Assignment: According to the text on the TNCA MTW-1, on what date did the aircraft make its first flight?

┌─ Extract

The TNCA MTW-1 was a high-wing monoplane built by the TNCA (National Aeronautical Construction Workshops).

==Background==
In 1933 the Spanish pilots Mariano Barberán and Joaquín Collar Serra made the Flight of the Cuatro Vientos, a nonstop flight between Seville (Spain) and Camagüey (Cuba) in a Breguet XIX GR Super-Bidón plane. After that trip they decided to continue towards Mexico City making a stop in Havana, however the plane disappeared near Villahermosa, Tabasco and after numerous searches among which the Mexican pilot Francisco Sarabia Tinoco participated with his airline "Transportes Aéreos de Chiapas", however the remains were not found.

Francisco Sarabia wanted to return the gesture to the Spanish pilots making a nonstop flight between Mexico and Spain in a nationally manufactured aircraft, for which he had the support of the Mexican government and TNCA.

==Design and development==
To design the prototype, was used a design made by Dr. Mikhail T. Watter, a Russian engineer graduated from the Imperial Technical College of Moscow and the Polytechnic Institute of Kiev, who was invited to work in TNCA by General Azcárate. Factually, MTW-1 means the initials of the Russian engineer.

The design was a high-wing monoplane with two separate cabins and capacity for 5,000 liters of fuel and 284 liters of oil, because it was thought to be a "flying fuel tank" that could cover a distance of more than 8,000 kilometers, enough to make a flight from Mérida, Mexico and Seville, Spain.

The aircraft began to be built in October 1933 at the Talleres Nacionales de Construcciones Aeronáuticas (TNCA, National Aeronautical Construction Workshops) in Mexico City and it was completed in June 1934 with the registration XA-EXS, beginning on that month the tests on land where the landing gear was damaged. The aircraft was repaired and was able to make its first flight on June 28, 1934, however, on July 5 of the same year the landing gear was damaged again after landing at the Balbuena Airfield.

└─
┌─ Supplied material

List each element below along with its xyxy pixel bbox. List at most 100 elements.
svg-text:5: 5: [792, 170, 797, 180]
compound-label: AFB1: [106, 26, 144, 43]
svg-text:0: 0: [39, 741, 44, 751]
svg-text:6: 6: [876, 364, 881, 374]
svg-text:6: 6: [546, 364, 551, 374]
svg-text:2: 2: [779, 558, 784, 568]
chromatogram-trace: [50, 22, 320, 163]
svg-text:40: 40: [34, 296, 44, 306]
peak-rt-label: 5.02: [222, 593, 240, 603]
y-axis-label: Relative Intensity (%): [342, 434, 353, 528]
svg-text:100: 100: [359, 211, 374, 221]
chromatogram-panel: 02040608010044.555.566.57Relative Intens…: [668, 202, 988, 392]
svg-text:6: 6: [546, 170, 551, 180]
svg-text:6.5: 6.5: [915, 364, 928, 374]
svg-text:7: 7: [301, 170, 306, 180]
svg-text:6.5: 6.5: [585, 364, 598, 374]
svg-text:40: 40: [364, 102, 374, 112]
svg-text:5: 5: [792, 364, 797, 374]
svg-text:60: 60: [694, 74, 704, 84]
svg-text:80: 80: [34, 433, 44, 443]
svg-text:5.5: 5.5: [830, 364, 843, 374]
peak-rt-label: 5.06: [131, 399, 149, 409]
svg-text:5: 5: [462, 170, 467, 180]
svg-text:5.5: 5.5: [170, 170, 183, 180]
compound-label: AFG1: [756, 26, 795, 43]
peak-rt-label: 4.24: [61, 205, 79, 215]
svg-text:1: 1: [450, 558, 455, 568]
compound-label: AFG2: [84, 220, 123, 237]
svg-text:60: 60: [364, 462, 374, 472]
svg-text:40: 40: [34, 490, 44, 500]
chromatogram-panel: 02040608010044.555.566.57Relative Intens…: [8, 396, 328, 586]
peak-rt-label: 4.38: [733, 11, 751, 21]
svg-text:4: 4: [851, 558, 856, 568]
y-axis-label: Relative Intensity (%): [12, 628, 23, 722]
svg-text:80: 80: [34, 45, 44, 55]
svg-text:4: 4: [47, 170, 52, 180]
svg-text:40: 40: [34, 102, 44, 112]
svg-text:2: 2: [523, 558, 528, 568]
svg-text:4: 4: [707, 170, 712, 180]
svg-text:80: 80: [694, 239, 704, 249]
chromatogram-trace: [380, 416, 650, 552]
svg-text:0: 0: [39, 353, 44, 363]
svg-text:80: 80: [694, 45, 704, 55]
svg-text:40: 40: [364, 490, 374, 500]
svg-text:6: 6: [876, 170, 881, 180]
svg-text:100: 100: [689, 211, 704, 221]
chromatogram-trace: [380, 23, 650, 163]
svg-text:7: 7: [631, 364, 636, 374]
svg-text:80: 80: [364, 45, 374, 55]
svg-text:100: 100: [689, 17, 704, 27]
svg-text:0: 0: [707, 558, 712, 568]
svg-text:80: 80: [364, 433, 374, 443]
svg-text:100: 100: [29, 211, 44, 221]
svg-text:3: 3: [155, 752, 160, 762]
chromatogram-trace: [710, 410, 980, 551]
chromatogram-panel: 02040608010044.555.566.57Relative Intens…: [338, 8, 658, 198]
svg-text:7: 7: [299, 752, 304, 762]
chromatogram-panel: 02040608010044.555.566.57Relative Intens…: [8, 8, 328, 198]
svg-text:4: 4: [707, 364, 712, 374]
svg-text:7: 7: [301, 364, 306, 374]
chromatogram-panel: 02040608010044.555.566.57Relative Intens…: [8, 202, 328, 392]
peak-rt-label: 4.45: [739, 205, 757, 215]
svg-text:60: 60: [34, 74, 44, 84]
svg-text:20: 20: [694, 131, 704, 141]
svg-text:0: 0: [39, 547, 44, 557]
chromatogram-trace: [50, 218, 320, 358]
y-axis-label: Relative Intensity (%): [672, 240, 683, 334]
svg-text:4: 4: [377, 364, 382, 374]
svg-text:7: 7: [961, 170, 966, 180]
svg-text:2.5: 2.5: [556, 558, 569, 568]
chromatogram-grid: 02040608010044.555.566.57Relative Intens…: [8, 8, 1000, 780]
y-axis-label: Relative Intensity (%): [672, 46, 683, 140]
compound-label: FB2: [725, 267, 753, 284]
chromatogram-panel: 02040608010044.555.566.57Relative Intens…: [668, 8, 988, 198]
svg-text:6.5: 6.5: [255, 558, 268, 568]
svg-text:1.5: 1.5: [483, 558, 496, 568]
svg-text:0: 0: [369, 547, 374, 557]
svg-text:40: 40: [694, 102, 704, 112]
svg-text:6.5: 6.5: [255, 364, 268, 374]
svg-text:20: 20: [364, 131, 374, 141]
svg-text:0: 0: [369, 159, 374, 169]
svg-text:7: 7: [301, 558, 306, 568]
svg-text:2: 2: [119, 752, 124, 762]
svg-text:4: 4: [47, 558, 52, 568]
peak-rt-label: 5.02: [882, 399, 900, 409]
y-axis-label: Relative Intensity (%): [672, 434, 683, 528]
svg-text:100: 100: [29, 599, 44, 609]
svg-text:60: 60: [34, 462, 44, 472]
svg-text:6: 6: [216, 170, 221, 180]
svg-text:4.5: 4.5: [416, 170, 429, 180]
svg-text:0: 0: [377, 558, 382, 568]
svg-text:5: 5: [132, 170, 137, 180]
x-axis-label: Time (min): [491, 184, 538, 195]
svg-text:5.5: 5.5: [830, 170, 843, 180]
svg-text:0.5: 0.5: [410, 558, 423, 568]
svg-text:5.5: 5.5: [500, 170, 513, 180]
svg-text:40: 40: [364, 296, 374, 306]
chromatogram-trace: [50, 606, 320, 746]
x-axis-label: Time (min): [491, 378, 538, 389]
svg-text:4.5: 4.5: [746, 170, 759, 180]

└─

Output of the task: June 28, 1934